# Task prompt
Report every line in the listing that contains the string "heading", copying each one in full. Case counts.
— Start of Data shown —
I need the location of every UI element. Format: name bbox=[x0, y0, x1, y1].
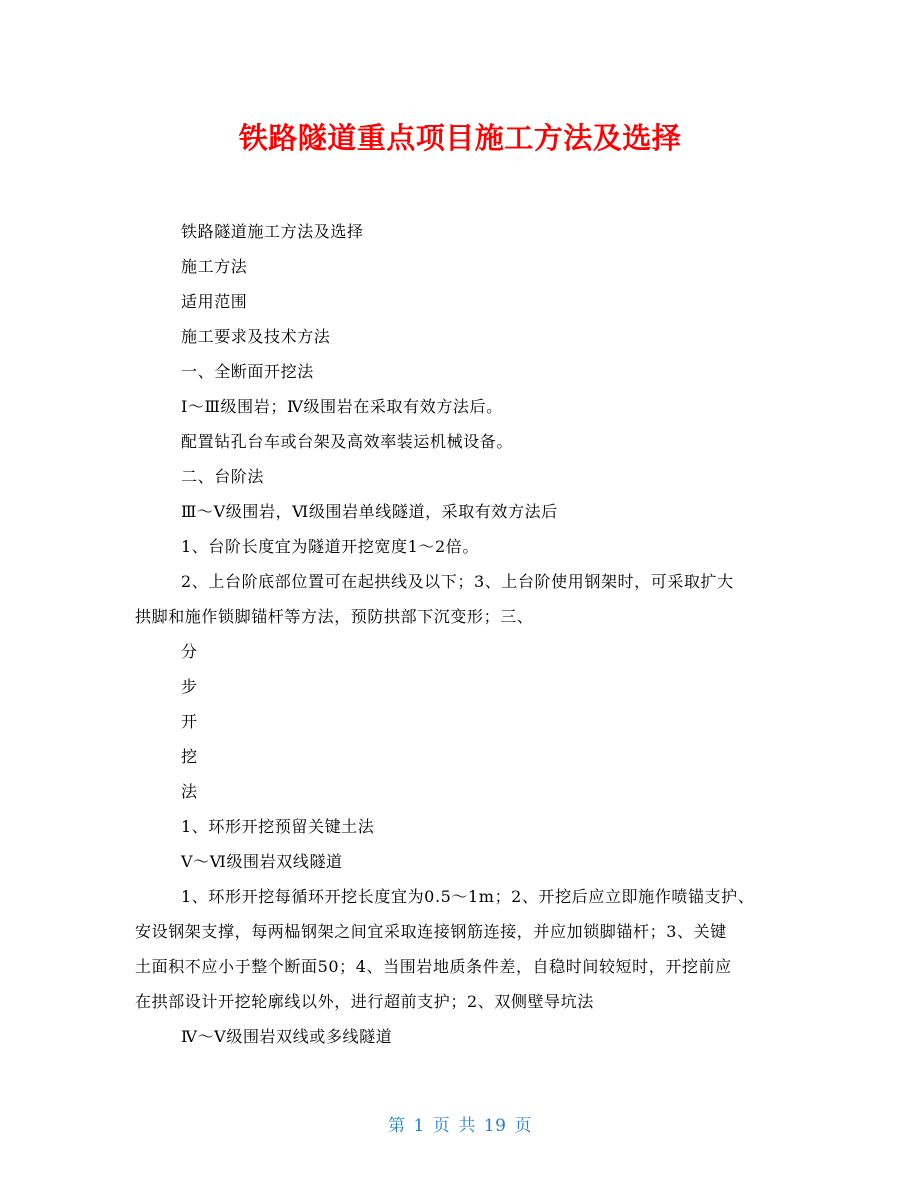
footer-suffix: 页 bbox=[514, 1116, 532, 1136]
paragraph-line: 1、台阶长度宜为隧道开挖宽度1～2倍。 bbox=[181, 537, 479, 556]
paragraph-line: 铁路隧道施工方法及选择 bbox=[181, 222, 364, 241]
paragraph-line: 拱脚和施作锁脚锚杆等方法，预防拱部下沉变形；三、 bbox=[135, 607, 534, 626]
paragraph-line: 法 bbox=[181, 782, 198, 801]
paragraph-line: Ⅰ～Ⅲ级围岩；Ⅳ级围岩在采取有效方法后。 bbox=[181, 397, 503, 416]
paragraph-line: Ⅲ～Ⅴ级围岩，Ⅵ级围岩单线隧道，采取有效方法后 bbox=[181, 502, 558, 521]
footer-page-word: 页 bbox=[432, 1116, 451, 1136]
paragraph-line: Ⅳ～Ⅴ级围岩双线或多线隧道 bbox=[181, 1027, 393, 1046]
paragraph-line: 施工要求及技术方法 bbox=[181, 327, 331, 346]
paragraph-line: 开 bbox=[181, 712, 198, 731]
paragraph-line: 2、上台阶底部位置可在起拱线及以下；3、上台阶使用钢架时，可采取扩大 bbox=[181, 572, 734, 591]
current-page-number: 1 bbox=[413, 1116, 425, 1136]
paragraph-line: 适用范围 bbox=[181, 292, 248, 311]
paragraph-line: 在拱部设计开挖轮廓线以外，进行超前支护；2、双侧壁导坑法 bbox=[135, 992, 594, 1011]
paragraph-line: 安设钢架支撑，每两榀钢架之间宜采取连接钢筋连接，并应加锁脚锚杆；3、关键 bbox=[135, 922, 727, 941]
paragraph-line: 1、环形开挖每循环开挖长度宜为0.5～1m；2、开挖后应立即施作喷锚支护、 bbox=[181, 887, 755, 906]
document-body bbox=[135, 214, 785, 1054]
footer-prefix: 第 bbox=[388, 1116, 406, 1136]
paragraph-line: 土面积不应小于整个断面50；4、当围岩地质条件差，自稳时间较短时，开挖前应 bbox=[135, 957, 732, 976]
paragraph-line: Ⅴ～Ⅵ级围岩双线隧道 bbox=[181, 852, 343, 871]
section-heading: 二、台阶法 bbox=[181, 467, 265, 486]
paragraph-line: 1、环形开挖预留关键土法 bbox=[181, 817, 375, 836]
paragraph-line: 施工方法 bbox=[181, 257, 248, 276]
section-heading: 一、全断面开挖法 bbox=[181, 362, 314, 381]
paragraph-line: 分 bbox=[181, 642, 198, 661]
total-pages-number: 19 bbox=[483, 1116, 507, 1136]
paragraph-line: 配置钻孔台车或台架及高效率装运机械设备。 bbox=[181, 432, 514, 451]
paragraph-line: 步 bbox=[181, 677, 198, 696]
footer-total-word: 共 bbox=[458, 1116, 476, 1136]
document-title: 铁路隧道重点项目施工方法及选择 bbox=[238, 121, 682, 155]
paragraph-line: 挖 bbox=[181, 747, 198, 766]
page-footer bbox=[0, 1114, 920, 1138]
— End of Data shown —
# Worked answer
section-heading: 二、台阶法 bbox=[181, 467, 265, 486]
section-heading: 一、全断面开挖法 bbox=[181, 362, 314, 381]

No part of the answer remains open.